» 元の文書
ショートメッセージ【バプテスマのヨハネ】

マルコによる福音書1章1-15節、
ルカによる福音書1章8-17節、3章7-20節

(その役割に生きた人)

1、キリストの先備えとして
2、悔い改めのバプテスマとその教え
3、バプテスマのヨハネが大きな役割を果たせた理由

1、キリストの先備えとして
 マルコによる福音書1章1-4節を読みます。

1:1 神の子イエス・キリストの福音のはじめ。
1:2 預言者イザヤの書に、「見よ、わたしは使をあなたの先につかわし、あなたの道を整えさせるであろう。
1:3 荒野で呼ばわる者の声がする、『主の道を備えよ、その道筋をまっすぐにせよ』」と書いてあるように、
1:4 バプテスマのヨハネが荒野に現れて、罪のゆるしを得させる悔改めのバプテスマを宣べ伝えていた。
1:5 そこで、ユダヤ全土とエルサレムの全住民とが、彼のもとにぞくぞくと出て行って、自分の罪を告白し、ヨルダン川でヨハネからバプテスマを受けた。

 このように、バプテスマのヨハネは、旧約聖書でもその登場が預言されていた人物です。
 彼の大切な役割は、これからイエス・キリストが福音を語られる前に、人々の心を神さまに向けさせる「道備え」をすることでした。
 当時、キリストが人々に語っても、心の準備ができていなければ、素直に聞き入れることはできません。私たちがどこかに向かうときも、まず道がなければ目的地にはたどり着けません。それと同じように、ヨハネは人々の心に “神の道”を開くために遣わされたのです。

 ヨハネの人生は、生まれる前から神さまによって計画されていました。ルカによる福音書1章8-14節にこう書かれています。

1:8 さてザカリヤは、その組が当番になり神のみまえに祭司の務をしていたとき、
1:9 祭司職の慣例に従ってくじを引いたところ、主の聖所にはいって香をたくことになった。
1:10 香をたいている間、多くの民衆はみな外で祈っていた。
1:11 すると主の御使が現れて、香壇の右に立った。
1:12 ザカリヤはこれを見て、おじ惑い、恐怖の念に襲われた。

» 課題の目的
バプテスマのヨハネについての文章によると、ヨハネの大切な役割は何でしたか。 この後の行は解答に使いません。

» 利用できるデータ
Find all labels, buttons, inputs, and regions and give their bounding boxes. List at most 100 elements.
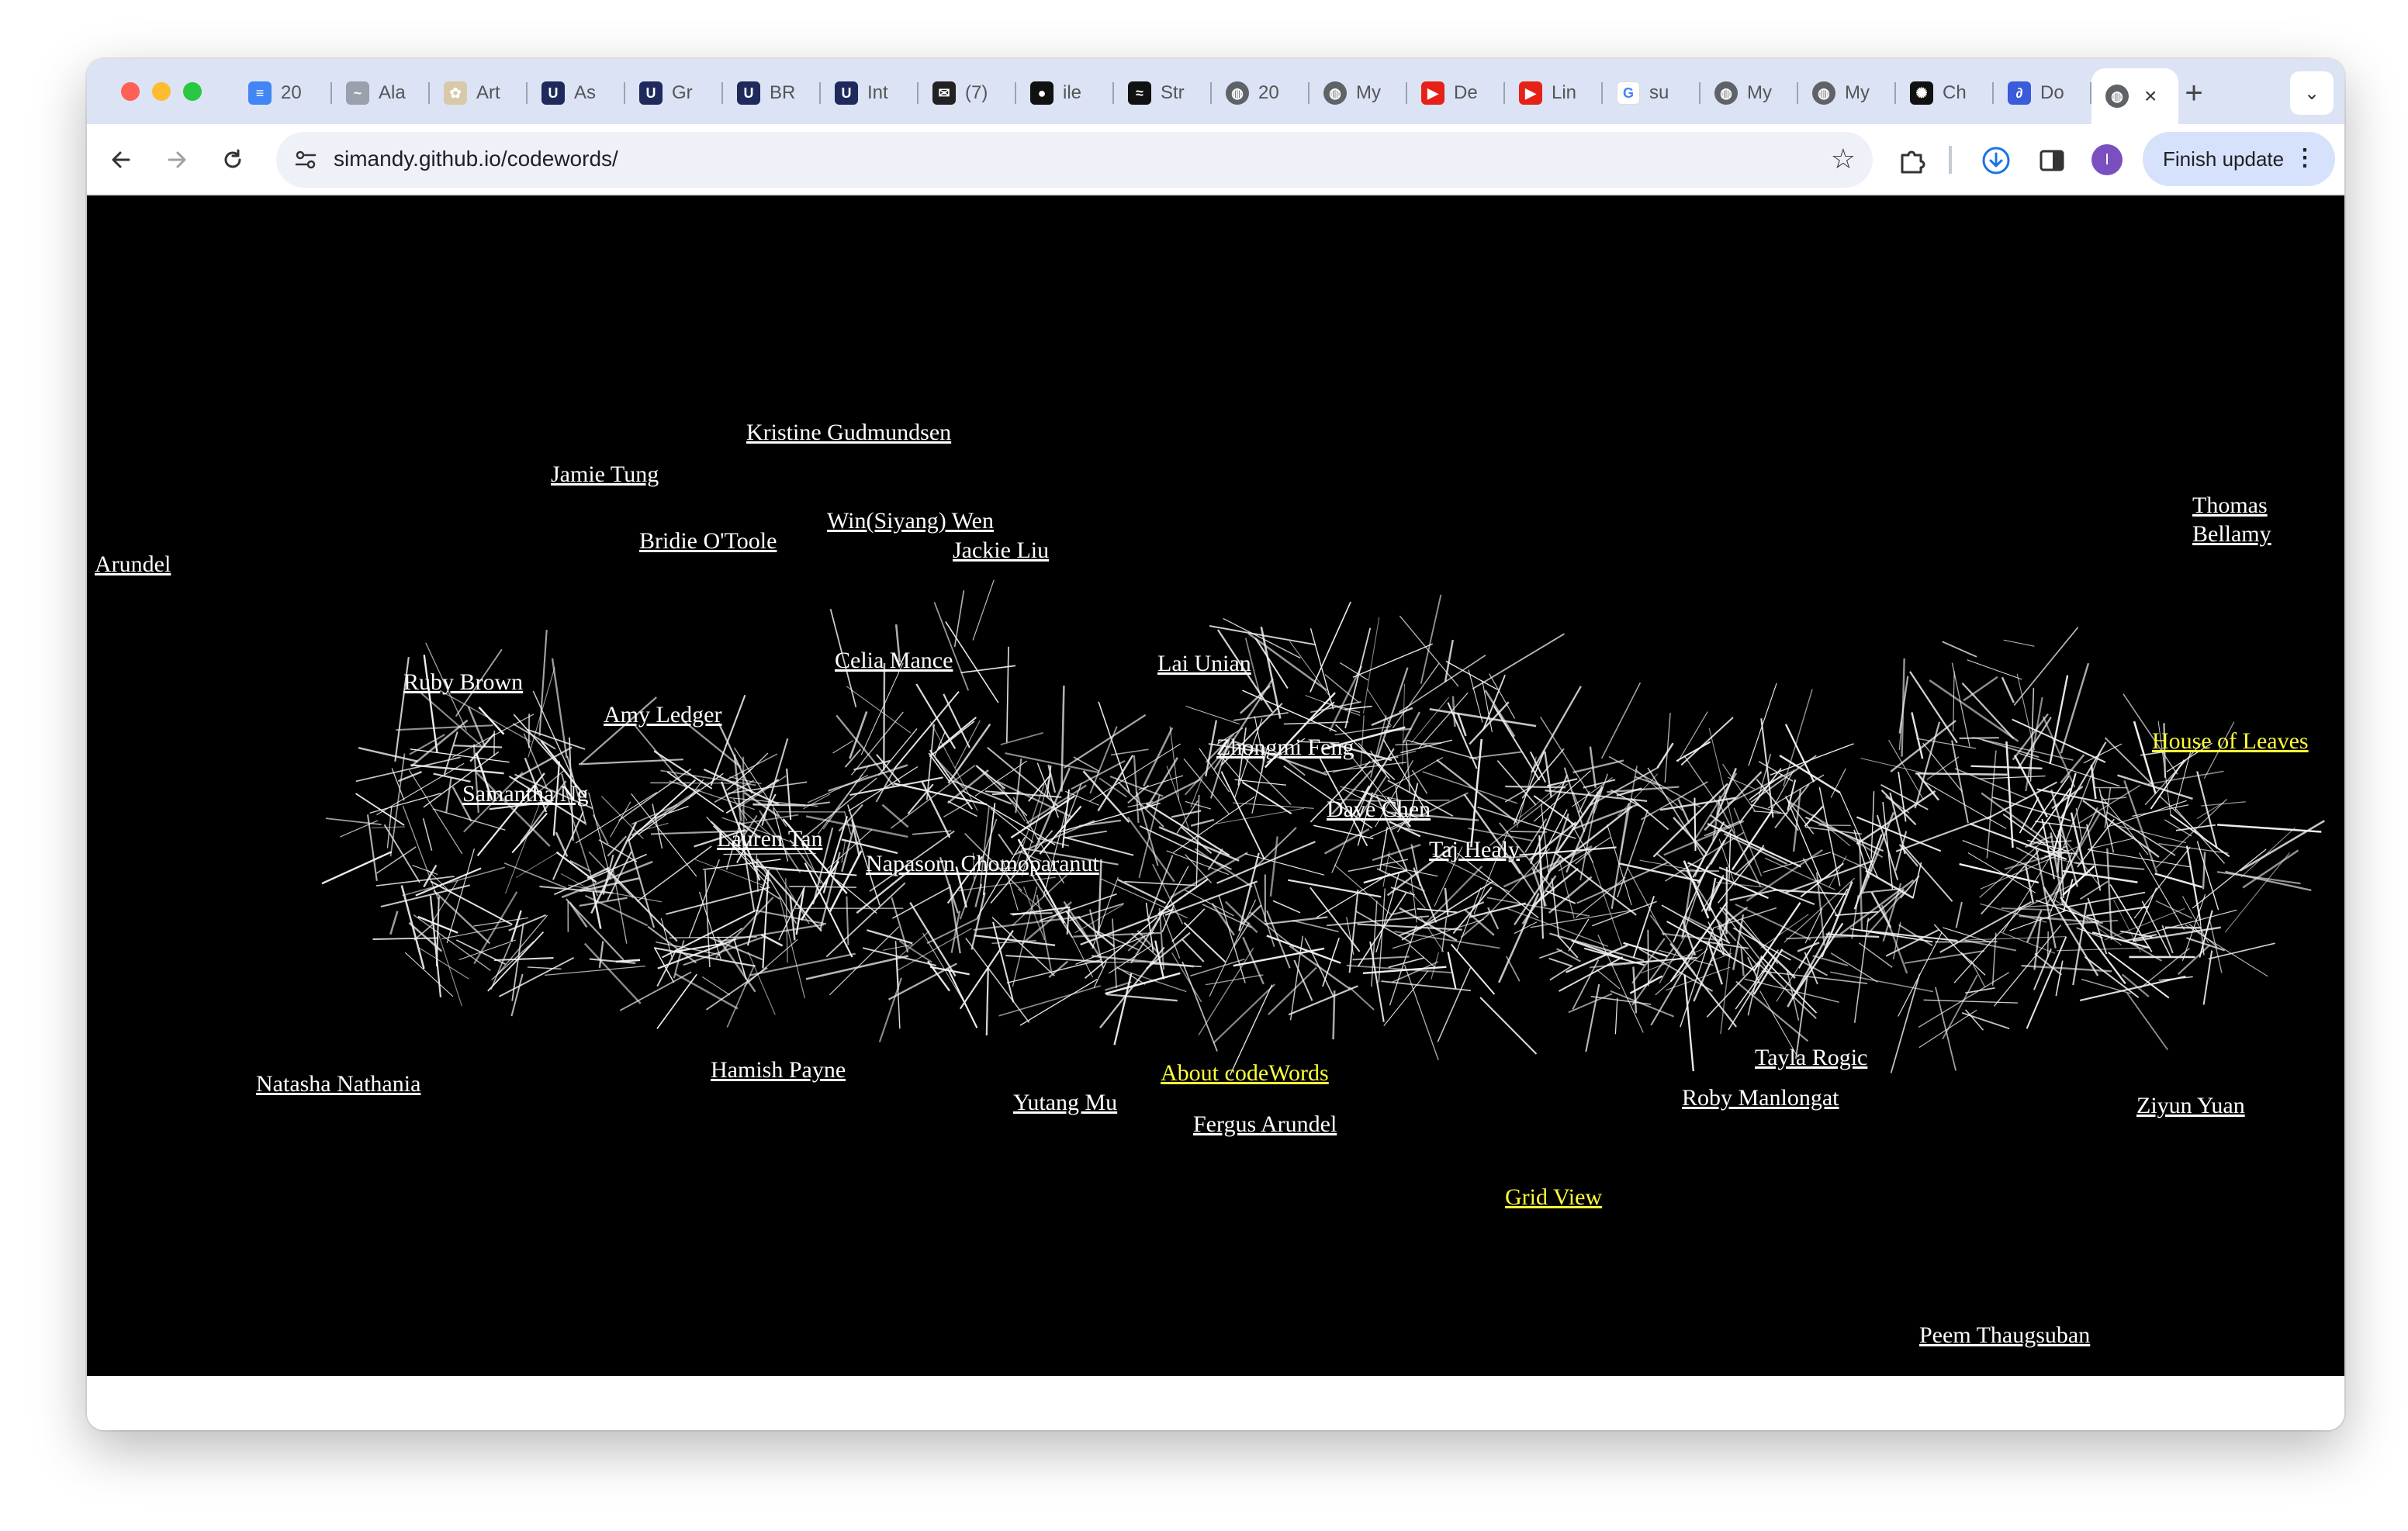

» この課題の結果
イエス・キリストが福音を語られる前に、人々の心を神さまに向けさせる「道備え」をすることでした。